• _EXERCISE DIRECTIONS_:
Below are the records; locate each line with the word "meetings" and copy it.

• _MATERIAL TO PROCESS_:
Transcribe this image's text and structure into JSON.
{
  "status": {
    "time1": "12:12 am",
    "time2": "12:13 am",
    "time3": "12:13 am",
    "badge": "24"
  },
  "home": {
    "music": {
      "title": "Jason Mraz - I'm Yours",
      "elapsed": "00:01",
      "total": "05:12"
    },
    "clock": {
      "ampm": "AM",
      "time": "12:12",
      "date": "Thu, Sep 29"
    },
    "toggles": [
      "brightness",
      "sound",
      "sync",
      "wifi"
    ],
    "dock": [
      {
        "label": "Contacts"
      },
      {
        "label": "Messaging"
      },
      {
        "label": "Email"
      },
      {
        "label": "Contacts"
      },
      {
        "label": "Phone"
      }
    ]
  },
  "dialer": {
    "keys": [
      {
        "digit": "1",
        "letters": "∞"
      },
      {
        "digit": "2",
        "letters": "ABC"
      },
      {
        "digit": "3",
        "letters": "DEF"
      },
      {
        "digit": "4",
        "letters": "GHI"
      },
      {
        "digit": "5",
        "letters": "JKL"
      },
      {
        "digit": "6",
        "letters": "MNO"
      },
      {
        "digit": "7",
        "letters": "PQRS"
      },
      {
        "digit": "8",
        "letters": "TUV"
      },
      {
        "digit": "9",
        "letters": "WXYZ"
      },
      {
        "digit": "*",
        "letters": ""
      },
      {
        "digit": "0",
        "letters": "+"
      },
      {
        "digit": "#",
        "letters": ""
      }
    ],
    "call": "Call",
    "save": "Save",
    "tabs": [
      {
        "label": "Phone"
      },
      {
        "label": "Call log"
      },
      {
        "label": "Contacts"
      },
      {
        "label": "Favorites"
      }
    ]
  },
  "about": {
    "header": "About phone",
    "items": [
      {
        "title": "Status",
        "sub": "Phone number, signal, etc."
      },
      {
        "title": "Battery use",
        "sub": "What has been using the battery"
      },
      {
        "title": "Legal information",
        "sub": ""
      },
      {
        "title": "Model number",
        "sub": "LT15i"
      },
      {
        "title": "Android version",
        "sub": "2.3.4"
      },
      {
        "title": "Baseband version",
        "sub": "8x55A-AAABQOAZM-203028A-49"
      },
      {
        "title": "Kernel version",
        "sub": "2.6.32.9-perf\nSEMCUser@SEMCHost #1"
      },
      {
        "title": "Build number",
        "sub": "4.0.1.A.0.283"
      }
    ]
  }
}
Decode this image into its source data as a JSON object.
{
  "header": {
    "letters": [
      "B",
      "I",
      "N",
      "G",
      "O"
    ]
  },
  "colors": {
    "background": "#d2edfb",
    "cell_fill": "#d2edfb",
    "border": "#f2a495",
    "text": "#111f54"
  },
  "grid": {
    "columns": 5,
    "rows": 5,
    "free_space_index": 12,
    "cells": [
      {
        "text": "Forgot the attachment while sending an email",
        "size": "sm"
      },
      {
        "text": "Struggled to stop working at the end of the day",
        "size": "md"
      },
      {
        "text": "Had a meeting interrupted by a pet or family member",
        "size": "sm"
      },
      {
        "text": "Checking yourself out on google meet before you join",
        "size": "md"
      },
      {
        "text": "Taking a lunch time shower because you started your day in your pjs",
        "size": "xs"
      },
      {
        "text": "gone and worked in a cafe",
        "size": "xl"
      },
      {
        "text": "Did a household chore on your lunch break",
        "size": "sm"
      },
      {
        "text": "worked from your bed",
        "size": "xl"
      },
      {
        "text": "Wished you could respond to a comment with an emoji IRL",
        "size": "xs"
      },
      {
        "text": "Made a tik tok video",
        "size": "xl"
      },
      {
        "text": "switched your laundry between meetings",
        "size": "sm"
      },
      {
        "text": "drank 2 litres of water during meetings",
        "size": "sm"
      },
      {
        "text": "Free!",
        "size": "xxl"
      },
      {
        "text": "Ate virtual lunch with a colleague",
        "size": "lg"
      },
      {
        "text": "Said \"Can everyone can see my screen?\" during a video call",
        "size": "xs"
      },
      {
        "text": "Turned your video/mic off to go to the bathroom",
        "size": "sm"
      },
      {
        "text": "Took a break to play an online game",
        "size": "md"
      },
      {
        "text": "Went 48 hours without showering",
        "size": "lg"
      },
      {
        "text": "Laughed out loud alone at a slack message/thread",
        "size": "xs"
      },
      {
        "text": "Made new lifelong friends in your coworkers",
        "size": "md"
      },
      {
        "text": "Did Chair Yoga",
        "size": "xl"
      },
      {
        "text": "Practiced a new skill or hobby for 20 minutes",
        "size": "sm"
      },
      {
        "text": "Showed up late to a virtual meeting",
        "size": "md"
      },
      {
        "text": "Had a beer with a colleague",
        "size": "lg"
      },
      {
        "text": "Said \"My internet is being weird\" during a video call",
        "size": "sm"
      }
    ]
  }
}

• _ANSWER BELOW_:
        "text": "switched your laundry between meetings",
        "text": "drank 2 litres of water during meetings",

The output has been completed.